-- Start of Supplied data --

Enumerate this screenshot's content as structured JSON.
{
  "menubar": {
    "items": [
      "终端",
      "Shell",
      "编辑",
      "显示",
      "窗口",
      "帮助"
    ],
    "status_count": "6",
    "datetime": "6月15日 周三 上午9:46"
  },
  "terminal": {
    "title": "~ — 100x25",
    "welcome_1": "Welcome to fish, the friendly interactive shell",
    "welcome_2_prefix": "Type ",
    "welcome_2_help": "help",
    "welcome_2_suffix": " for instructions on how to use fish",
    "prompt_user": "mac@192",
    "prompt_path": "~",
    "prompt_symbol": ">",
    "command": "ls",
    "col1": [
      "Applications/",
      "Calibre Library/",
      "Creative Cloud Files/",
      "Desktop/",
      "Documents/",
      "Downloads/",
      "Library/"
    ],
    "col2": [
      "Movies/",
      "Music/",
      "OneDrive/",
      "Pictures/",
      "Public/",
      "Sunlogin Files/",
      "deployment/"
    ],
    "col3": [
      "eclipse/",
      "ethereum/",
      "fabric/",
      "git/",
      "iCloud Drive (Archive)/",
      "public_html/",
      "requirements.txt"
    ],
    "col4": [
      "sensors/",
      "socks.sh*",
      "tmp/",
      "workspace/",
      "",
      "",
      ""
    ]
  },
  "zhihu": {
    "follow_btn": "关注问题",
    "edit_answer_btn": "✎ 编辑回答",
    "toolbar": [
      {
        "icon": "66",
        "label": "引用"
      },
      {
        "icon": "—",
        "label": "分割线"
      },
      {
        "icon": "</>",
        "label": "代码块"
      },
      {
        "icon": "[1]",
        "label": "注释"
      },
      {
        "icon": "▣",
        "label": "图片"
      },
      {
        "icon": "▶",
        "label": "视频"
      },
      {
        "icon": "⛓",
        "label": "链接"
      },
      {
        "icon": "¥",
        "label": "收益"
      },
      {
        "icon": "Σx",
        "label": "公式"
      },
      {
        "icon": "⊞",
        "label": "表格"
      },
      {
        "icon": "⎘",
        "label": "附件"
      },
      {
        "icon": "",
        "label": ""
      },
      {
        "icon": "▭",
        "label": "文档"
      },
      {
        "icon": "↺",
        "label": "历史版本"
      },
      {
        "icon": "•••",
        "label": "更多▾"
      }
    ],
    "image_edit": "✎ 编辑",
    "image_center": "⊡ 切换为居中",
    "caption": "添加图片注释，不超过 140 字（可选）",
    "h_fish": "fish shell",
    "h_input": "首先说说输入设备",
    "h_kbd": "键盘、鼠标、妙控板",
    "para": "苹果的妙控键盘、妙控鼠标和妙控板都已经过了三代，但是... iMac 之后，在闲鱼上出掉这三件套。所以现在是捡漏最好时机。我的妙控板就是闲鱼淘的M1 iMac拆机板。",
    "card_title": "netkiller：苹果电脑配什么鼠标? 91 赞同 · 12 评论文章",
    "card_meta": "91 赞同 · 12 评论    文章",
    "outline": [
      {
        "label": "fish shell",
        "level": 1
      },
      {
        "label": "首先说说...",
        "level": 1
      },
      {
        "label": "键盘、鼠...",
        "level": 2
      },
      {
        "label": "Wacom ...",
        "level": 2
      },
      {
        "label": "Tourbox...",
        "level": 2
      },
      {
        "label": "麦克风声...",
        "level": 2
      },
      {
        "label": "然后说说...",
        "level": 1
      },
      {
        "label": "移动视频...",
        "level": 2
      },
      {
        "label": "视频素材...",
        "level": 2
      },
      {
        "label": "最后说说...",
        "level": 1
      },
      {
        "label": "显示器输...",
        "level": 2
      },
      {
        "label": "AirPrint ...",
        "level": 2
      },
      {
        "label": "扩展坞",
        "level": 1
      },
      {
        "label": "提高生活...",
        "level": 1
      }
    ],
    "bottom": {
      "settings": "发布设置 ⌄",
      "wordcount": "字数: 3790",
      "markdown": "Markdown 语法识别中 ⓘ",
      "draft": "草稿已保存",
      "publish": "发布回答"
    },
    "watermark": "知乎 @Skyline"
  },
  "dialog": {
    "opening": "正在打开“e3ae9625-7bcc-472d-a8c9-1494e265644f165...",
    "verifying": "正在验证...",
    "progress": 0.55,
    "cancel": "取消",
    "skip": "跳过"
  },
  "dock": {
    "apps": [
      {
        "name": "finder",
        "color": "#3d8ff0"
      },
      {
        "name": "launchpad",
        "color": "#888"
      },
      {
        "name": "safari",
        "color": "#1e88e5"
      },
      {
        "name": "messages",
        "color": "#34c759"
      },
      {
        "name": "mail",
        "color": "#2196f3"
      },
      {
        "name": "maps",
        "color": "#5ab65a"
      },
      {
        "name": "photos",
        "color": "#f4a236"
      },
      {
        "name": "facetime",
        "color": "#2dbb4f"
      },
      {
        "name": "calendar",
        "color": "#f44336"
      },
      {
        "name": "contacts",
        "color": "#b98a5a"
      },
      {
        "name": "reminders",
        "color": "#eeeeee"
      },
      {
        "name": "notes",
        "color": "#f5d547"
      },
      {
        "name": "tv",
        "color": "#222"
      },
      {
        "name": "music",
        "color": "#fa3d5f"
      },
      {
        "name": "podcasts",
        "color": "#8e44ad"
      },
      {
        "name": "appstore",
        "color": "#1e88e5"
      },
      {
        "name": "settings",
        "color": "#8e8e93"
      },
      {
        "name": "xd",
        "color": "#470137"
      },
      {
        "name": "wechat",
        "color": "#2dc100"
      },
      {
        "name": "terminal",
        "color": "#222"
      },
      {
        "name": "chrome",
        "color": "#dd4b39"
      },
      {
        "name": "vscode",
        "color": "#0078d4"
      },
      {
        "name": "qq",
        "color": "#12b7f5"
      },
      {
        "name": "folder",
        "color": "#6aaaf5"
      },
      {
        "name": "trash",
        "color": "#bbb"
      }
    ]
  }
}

-- End of Supplied data --

Return each line in the records that holds the string "fish".

    "welcome_1": "Welcome to fish, the friendly interactive shell",
    "welcome_2_suffix": " for instructions on how to use fish",
    "h_fish": "fish shell",
        "label": "fish shell",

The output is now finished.